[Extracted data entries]
▬▬▬▬▬▬

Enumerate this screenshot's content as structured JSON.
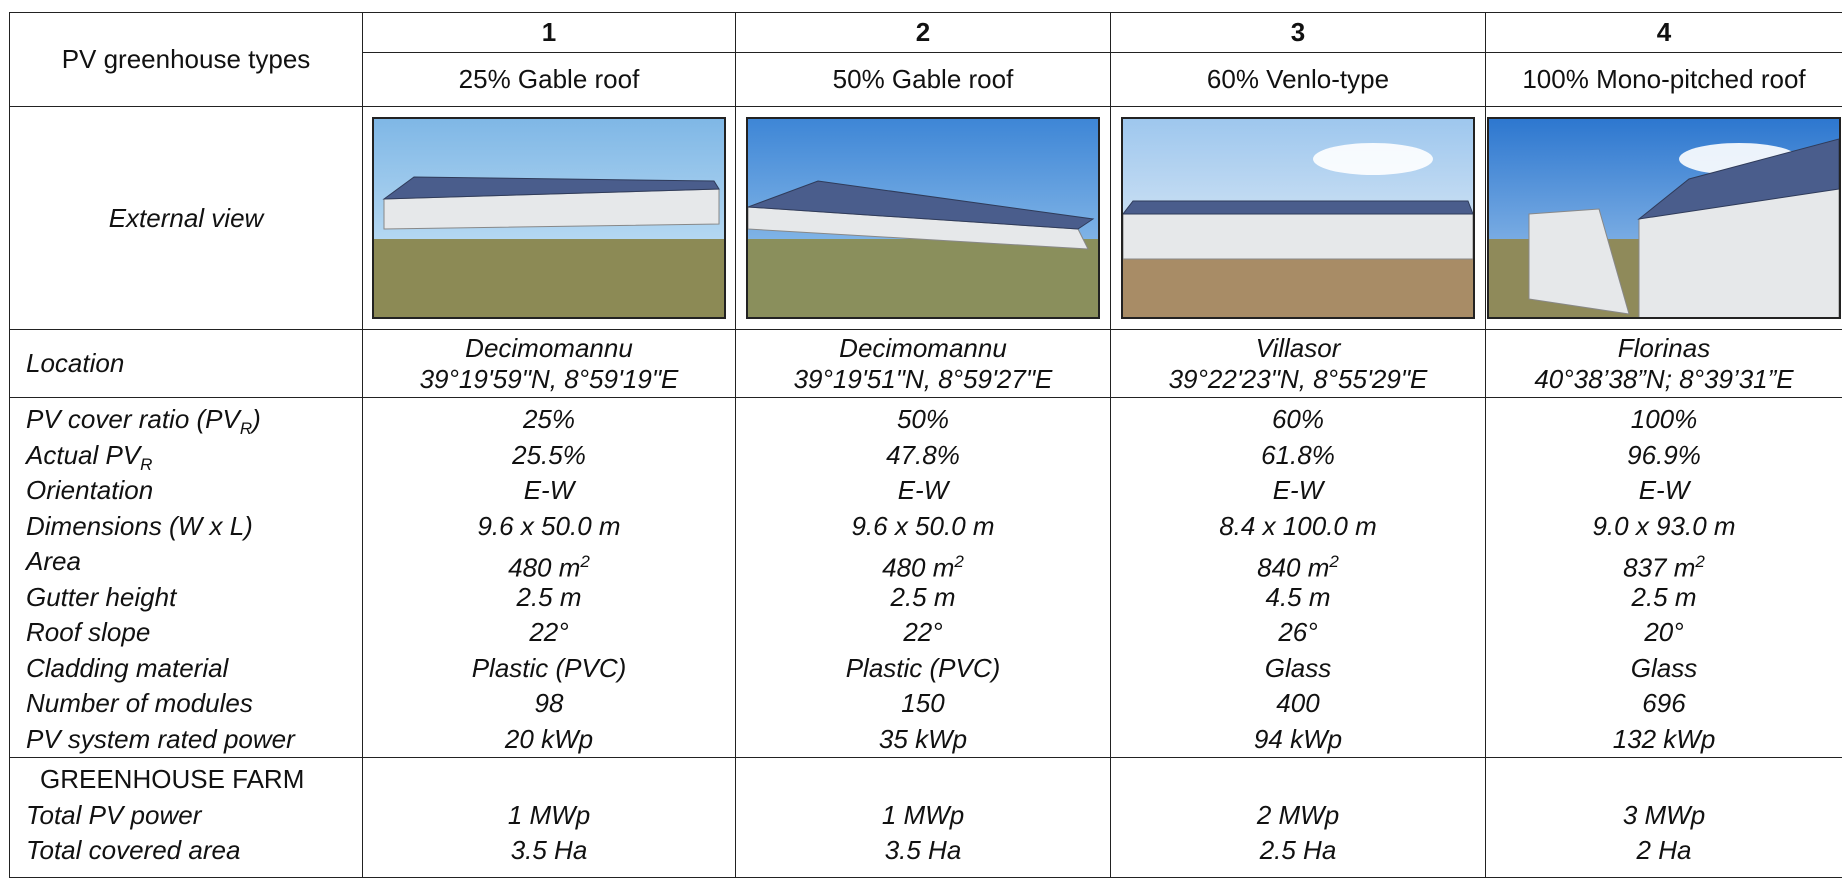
{
  "header": {
    "row_label": "PV greenhouse types",
    "numbers": [
      "1",
      "2",
      "3",
      "4"
    ],
    "types": [
      "25% Gable roof",
      "50% Gable roof",
      "60% Venlo-type",
      "100% Mono-pitched roof"
    ]
  },
  "external_view": {
    "label": "External view"
  },
  "location": {
    "label": "Location",
    "values": [
      {
        "name": "Decimomannu",
        "coords": "39°19'59\"N, 8°59'19\"E"
      },
      {
        "name": "Decimomannu",
        "coords": "39°19'51\"N, 8°59'27\"E"
      },
      {
        "name": "Villasor",
        "coords": "39°22'23\"N, 8°55'29\"E"
      },
      {
        "name": "Florinas",
        "coords": "40°38’38”N; 8°39’31”E"
      }
    ]
  },
  "parameters": [
    {
      "label": {
        "text": "PV cover ratio (PV",
        "sub": "R",
        "tail": ")"
      },
      "values": [
        "25%",
        "50%",
        "60%",
        "100%"
      ]
    },
    {
      "label": {
        "text": "Actual PV",
        "sub": "R"
      },
      "values": [
        "25.5%",
        "47.8%",
        "61.8%",
        "96.9%"
      ]
    },
    {
      "label": "Orientation",
      "values": [
        "E-W",
        "E-W",
        "E-W",
        "E-W"
      ]
    },
    {
      "label": "Dimensions (W x L)",
      "values": [
        "9.6 x 50.0 m",
        "9.6 x 50.0 m",
        "8.4 x 100.0 m",
        "9.0 x 93.0 m"
      ]
    },
    {
      "label": "Area",
      "values": [
        {
          "text": "480 m",
          "sup": "2"
        },
        {
          "text": "480 m",
          "sup": "2"
        },
        {
          "text": "840 m",
          "sup": "2"
        },
        {
          "text": "837 m",
          "sup": "2"
        }
      ]
    },
    {
      "label": "Gutter height",
      "values": [
        "2.5 m",
        "2.5 m",
        "4.5 m",
        "2.5 m"
      ]
    },
    {
      "label": "Roof slope",
      "values": [
        "22°",
        "22°",
        "26°",
        "20°"
      ]
    },
    {
      "label": "Cladding material",
      "values": [
        "Plastic (PVC)",
        "Plastic (PVC)",
        "Glass",
        "Glass"
      ]
    },
    {
      "label": "Number of modules",
      "values": [
        "98",
        "150",
        "400",
        "696"
      ]
    },
    {
      "label": "PV system rated power",
      "values": [
        "20 kWp",
        "35 kWp",
        "94 kWp",
        "132 kWp"
      ]
    }
  ],
  "farm": {
    "title": "GREENHOUSE FARM",
    "rows": [
      {
        "label": "Total PV power",
        "values": [
          "1 MWp",
          "1 MWp",
          "2 MWp",
          "3 MWp"
        ]
      },
      {
        "label": "Total covered area",
        "values": [
          "3.5 Ha",
          "3.5 Ha",
          "2.5 Ha",
          "2 Ha"
        ]
      }
    ]
  }
}
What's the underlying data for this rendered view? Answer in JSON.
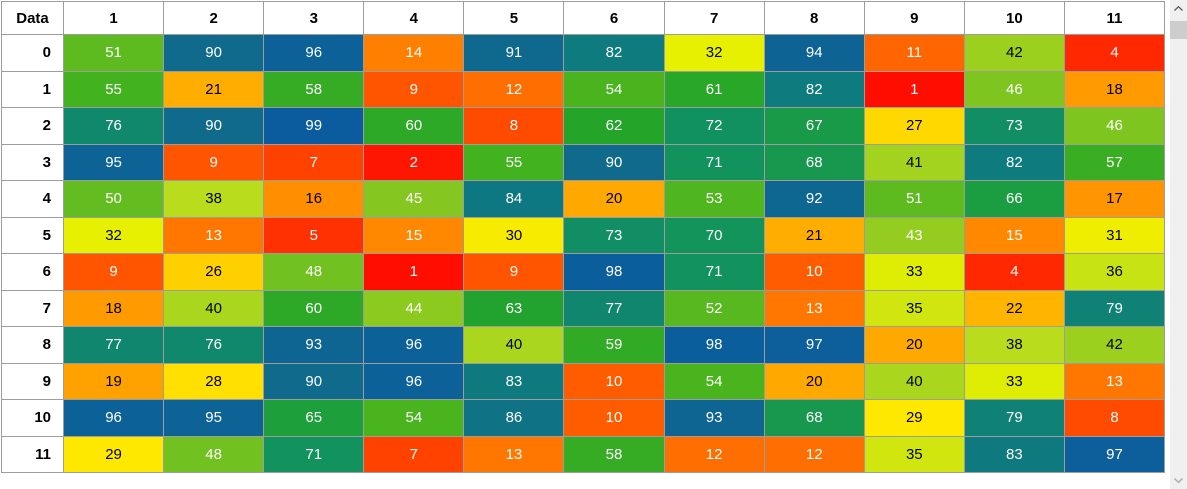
{
  "grid": {
    "corner_label": "Data",
    "column_headers": [
      "1",
      "2",
      "3",
      "4",
      "5",
      "6",
      "7",
      "8",
      "9",
      "10",
      "11"
    ],
    "row_headers": [
      "0",
      "1",
      "2",
      "3",
      "4",
      "5",
      "6",
      "7",
      "8",
      "9",
      "10",
      "11"
    ],
    "values": [
      [
        51,
        90,
        96,
        14,
        91,
        82,
        32,
        94,
        11,
        42,
        4
      ],
      [
        55,
        21,
        58,
        9,
        12,
        54,
        61,
        82,
        1,
        46,
        18
      ],
      [
        76,
        90,
        99,
        60,
        8,
        62,
        72,
        67,
        27,
        73,
        46
      ],
      [
        95,
        9,
        7,
        2,
        55,
        90,
        71,
        68,
        41,
        82,
        57
      ],
      [
        50,
        38,
        16,
        45,
        84,
        20,
        53,
        92,
        51,
        66,
        17
      ],
      [
        32,
        13,
        5,
        15,
        30,
        73,
        70,
        21,
        43,
        15,
        31
      ],
      [
        9,
        26,
        48,
        1,
        9,
        98,
        71,
        10,
        33,
        4,
        36
      ],
      [
        18,
        40,
        60,
        44,
        63,
        77,
        52,
        13,
        35,
        22,
        79
      ],
      [
        77,
        76,
        93,
        96,
        40,
        59,
        98,
        97,
        20,
        38,
        42
      ],
      [
        19,
        28,
        90,
        96,
        83,
        10,
        54,
        20,
        40,
        33,
        13
      ],
      [
        96,
        95,
        65,
        54,
        86,
        10,
        93,
        68,
        29,
        79,
        8
      ],
      [
        29,
        48,
        71,
        7,
        13,
        58,
        12,
        12,
        35,
        83,
        97
      ]
    ]
  },
  "heatmap": {
    "scale_stops": [
      {
        "value": 0,
        "color": "#FF0500"
      },
      {
        "value": 15,
        "color": "#FF8800"
      },
      {
        "value": 25,
        "color": "#FFC800"
      },
      {
        "value": 29,
        "color": "#FFE800"
      },
      {
        "value": 32,
        "color": "#E7F000"
      },
      {
        "value": 38,
        "color": "#B9DC1C"
      },
      {
        "value": 45,
        "color": "#85C720"
      },
      {
        "value": 55,
        "color": "#43B21F"
      },
      {
        "value": 62,
        "color": "#24A52A"
      },
      {
        "value": 70,
        "color": "#12945A"
      },
      {
        "value": 82,
        "color": "#0E7C7E"
      },
      {
        "value": 90,
        "color": "#0F6A8C"
      },
      {
        "value": 99,
        "color": "#0B5C9E"
      }
    ],
    "dark_text_value_range": [
      16,
      42
    ],
    "dark_text_color": "#000000",
    "light_text_color": "#FFFFFF"
  },
  "colors": {
    "grid_line": "#9D9D9D",
    "header_bg": "#FFFFFF",
    "header_text": "#000000",
    "pane_bg": "#FFFFFF"
  },
  "scrollbar": {
    "up_icon": "chevron-up",
    "down_icon": "chevron-down",
    "track_color": "#F0F0F0",
    "thumb_color": "#CDCDCD",
    "up_arrow_color": "#595959",
    "down_arrow_color": "#A6A6A6"
  }
}
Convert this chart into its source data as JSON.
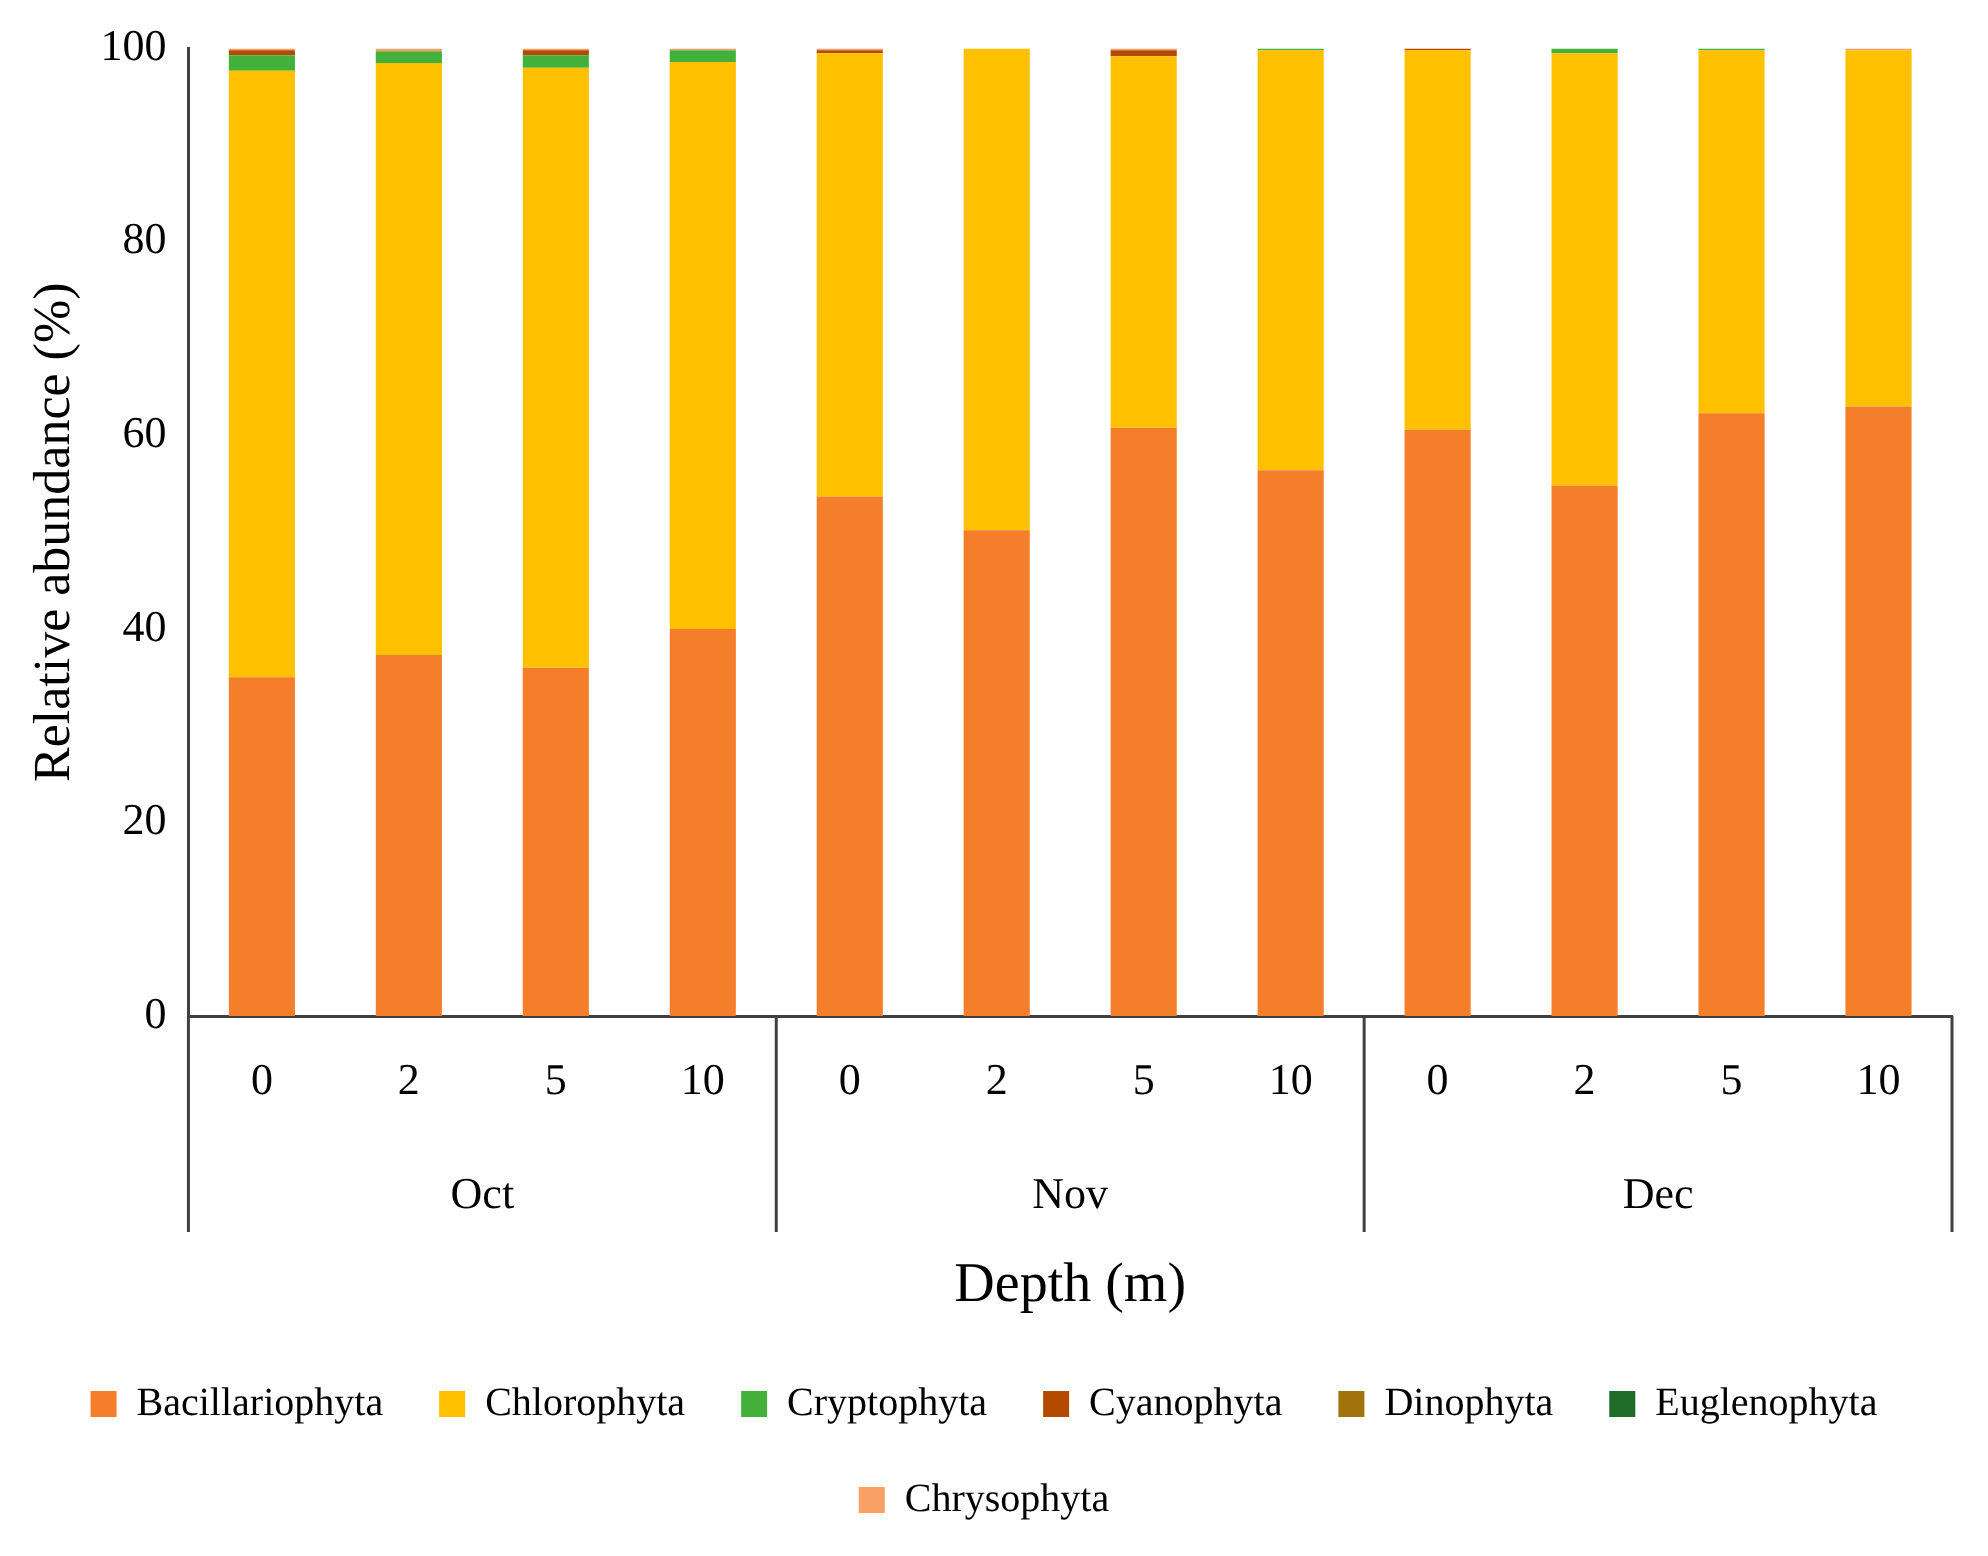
{
  "chart_data": {
    "type": "bar",
    "stacked": true,
    "xlabel": "Depth (m)",
    "ylabel": "Relative abundance (%)",
    "categories": [
      "0",
      "2",
      "5",
      "10",
      "0",
      "2",
      "5",
      "10",
      "0",
      "2",
      "5",
      "10"
    ],
    "annotations": [
      "Oct",
      "Nov",
      "Dec"
    ],
    "series": [
      {
        "name": "Bacillariophyta",
        "color": "#f47e2a",
        "values": [
          35,
          37.3,
          36,
          40,
          53.7,
          50.2,
          60.8,
          56.4,
          60.6,
          54.8,
          62.3,
          63
        ]
      },
      {
        "name": "Chlorophyta",
        "color": "#ffc000",
        "values": [
          62.7,
          61.2,
          62,
          58.6,
          45.8,
          49.8,
          38.4,
          43.4,
          39.2,
          44.7,
          37.5,
          36.8
        ]
      },
      {
        "name": "Cryptophyta",
        "color": "#43b03b",
        "values": [
          1.6,
          1.2,
          1.3,
          1.2,
          0,
          0,
          0,
          0.2,
          0,
          0.5,
          0.2,
          0
        ]
      },
      {
        "name": "Cyanophyta",
        "color": "#b34a00",
        "values": [
          0.5,
          0,
          0.5,
          0,
          0.3,
          0,
          0.6,
          0,
          0.2,
          0,
          0,
          0
        ]
      },
      {
        "name": "Dinophyta",
        "color": "#a0740a",
        "values": [
          0,
          0,
          0,
          0,
          0,
          0,
          0,
          0,
          0,
          0,
          0,
          0
        ]
      },
      {
        "name": "Euglenophyta",
        "color": "#1f6b28",
        "values": [
          0,
          0,
          0,
          0,
          0,
          0,
          0,
          0,
          0,
          0,
          0,
          0
        ]
      },
      {
        "name": "Chrysophyta",
        "color": "#f9a066",
        "values": [
          0.2,
          0.3,
          0.2,
          0.2,
          0.2,
          0,
          0.2,
          0,
          0,
          0,
          0,
          0.2
        ]
      }
    ],
    "ylim": [
      0,
      100
    ],
    "yticks": [
      0,
      20,
      40,
      60,
      80,
      100
    ],
    "grid": false,
    "legend": "bottom"
  }
}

▬▬▬▬▬▬

* SHORT EXERCISE
Show each line holding the word "coords".

* EXERCISE ANSWER
        "coords": "39°19'59\"N, 8°59'19\"E"
        "coords": "39°19'51\"N, 8°59'27\"E"
        "coords": "39°22'23\"N, 8°55'29\"E"
        "coords": "40°38’38”N; 8°39’31”E"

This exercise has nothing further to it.